───── Records shown

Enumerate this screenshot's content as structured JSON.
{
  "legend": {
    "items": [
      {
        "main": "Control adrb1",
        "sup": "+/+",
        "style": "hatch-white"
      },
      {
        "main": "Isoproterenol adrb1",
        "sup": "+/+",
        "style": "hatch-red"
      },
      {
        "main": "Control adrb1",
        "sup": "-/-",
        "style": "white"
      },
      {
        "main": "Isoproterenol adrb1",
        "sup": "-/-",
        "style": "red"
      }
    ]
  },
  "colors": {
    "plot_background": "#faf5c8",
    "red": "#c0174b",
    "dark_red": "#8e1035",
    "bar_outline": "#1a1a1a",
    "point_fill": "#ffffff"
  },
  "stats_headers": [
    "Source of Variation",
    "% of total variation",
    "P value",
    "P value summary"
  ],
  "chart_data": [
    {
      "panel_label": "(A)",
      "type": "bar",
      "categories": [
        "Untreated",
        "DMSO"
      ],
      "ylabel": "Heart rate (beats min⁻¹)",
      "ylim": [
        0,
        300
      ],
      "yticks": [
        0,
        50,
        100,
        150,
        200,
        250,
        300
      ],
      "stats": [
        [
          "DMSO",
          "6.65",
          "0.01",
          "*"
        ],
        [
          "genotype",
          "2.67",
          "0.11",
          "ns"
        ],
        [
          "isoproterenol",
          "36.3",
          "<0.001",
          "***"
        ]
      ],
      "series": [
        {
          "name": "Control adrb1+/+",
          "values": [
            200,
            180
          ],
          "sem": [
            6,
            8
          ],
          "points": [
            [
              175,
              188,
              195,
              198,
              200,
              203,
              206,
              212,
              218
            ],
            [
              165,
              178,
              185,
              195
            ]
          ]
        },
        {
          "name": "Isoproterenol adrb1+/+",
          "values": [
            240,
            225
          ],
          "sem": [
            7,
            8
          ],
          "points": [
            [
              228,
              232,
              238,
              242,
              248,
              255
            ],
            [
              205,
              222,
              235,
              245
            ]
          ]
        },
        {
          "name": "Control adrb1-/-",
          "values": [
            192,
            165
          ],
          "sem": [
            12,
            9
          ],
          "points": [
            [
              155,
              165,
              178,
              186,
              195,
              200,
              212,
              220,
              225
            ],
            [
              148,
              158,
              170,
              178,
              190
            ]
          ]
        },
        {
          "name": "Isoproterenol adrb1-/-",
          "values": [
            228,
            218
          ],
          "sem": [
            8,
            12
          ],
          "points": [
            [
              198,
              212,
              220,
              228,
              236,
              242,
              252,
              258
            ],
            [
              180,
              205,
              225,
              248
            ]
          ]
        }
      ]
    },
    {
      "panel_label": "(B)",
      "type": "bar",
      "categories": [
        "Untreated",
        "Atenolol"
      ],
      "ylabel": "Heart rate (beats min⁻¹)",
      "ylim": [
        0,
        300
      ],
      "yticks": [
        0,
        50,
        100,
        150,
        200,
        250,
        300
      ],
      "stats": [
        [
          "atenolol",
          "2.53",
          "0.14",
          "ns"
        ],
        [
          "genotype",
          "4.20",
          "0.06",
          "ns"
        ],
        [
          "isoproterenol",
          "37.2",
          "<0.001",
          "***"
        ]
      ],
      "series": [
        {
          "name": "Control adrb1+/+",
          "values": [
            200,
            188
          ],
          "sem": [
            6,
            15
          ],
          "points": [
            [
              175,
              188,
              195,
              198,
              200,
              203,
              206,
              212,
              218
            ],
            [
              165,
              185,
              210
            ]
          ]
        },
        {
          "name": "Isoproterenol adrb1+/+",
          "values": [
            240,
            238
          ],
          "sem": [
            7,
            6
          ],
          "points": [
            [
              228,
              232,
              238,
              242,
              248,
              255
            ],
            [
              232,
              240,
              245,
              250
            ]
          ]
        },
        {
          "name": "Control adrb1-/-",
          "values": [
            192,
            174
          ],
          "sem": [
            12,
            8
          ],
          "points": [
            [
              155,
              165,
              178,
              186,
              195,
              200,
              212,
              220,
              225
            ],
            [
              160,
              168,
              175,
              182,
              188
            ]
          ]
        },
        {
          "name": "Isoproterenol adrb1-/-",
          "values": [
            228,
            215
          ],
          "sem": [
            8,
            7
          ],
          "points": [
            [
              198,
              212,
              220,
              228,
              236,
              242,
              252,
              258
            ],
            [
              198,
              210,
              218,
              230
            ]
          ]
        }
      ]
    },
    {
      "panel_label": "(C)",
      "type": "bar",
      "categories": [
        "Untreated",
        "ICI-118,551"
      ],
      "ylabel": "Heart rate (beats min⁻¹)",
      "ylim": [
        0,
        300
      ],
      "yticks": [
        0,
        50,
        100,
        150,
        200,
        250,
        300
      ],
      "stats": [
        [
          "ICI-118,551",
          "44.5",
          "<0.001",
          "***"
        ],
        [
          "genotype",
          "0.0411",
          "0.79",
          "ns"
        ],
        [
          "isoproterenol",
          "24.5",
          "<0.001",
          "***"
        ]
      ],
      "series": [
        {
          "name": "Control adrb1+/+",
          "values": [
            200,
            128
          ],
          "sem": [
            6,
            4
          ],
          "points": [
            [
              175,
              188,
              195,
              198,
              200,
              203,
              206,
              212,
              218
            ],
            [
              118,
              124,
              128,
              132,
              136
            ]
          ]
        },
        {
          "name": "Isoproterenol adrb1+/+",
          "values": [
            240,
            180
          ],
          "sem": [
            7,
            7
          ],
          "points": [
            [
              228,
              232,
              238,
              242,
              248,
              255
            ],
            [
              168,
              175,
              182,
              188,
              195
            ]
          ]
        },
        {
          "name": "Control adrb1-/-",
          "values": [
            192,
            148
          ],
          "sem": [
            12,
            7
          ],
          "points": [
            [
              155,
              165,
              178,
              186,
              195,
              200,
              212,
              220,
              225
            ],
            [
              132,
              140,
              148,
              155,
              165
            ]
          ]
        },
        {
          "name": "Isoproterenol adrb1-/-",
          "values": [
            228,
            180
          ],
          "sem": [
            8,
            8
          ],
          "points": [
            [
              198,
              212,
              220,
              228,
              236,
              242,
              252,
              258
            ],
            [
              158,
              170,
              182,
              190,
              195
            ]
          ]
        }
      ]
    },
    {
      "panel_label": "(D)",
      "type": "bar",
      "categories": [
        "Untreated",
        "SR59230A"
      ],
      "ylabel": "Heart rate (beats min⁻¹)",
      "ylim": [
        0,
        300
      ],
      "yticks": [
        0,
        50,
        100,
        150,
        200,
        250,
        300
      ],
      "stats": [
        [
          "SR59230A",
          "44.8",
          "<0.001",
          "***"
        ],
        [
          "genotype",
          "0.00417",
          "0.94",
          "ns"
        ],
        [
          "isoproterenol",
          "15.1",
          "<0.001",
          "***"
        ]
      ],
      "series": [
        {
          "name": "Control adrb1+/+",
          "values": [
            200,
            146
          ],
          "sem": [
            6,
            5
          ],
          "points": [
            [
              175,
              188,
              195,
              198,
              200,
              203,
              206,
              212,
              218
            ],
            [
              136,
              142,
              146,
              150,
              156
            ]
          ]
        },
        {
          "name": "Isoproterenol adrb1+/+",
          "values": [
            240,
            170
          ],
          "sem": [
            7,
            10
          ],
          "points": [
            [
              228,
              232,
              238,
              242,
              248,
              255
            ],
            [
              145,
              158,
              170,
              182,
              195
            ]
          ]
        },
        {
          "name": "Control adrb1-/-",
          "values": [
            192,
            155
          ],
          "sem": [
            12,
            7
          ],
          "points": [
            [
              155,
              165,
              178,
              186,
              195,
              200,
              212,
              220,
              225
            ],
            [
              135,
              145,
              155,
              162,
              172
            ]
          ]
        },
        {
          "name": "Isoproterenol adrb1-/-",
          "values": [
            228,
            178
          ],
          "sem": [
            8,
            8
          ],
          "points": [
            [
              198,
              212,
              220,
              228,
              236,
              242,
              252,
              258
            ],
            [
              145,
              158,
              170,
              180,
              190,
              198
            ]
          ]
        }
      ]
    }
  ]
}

──────────

:: What to work on ::
Only lines with "style" are wanted here; list each of them.

:: Exercise response ::
        "style": "hatch-white"
        "style": "hatch-red"
        "style": "white"
        "style": "red"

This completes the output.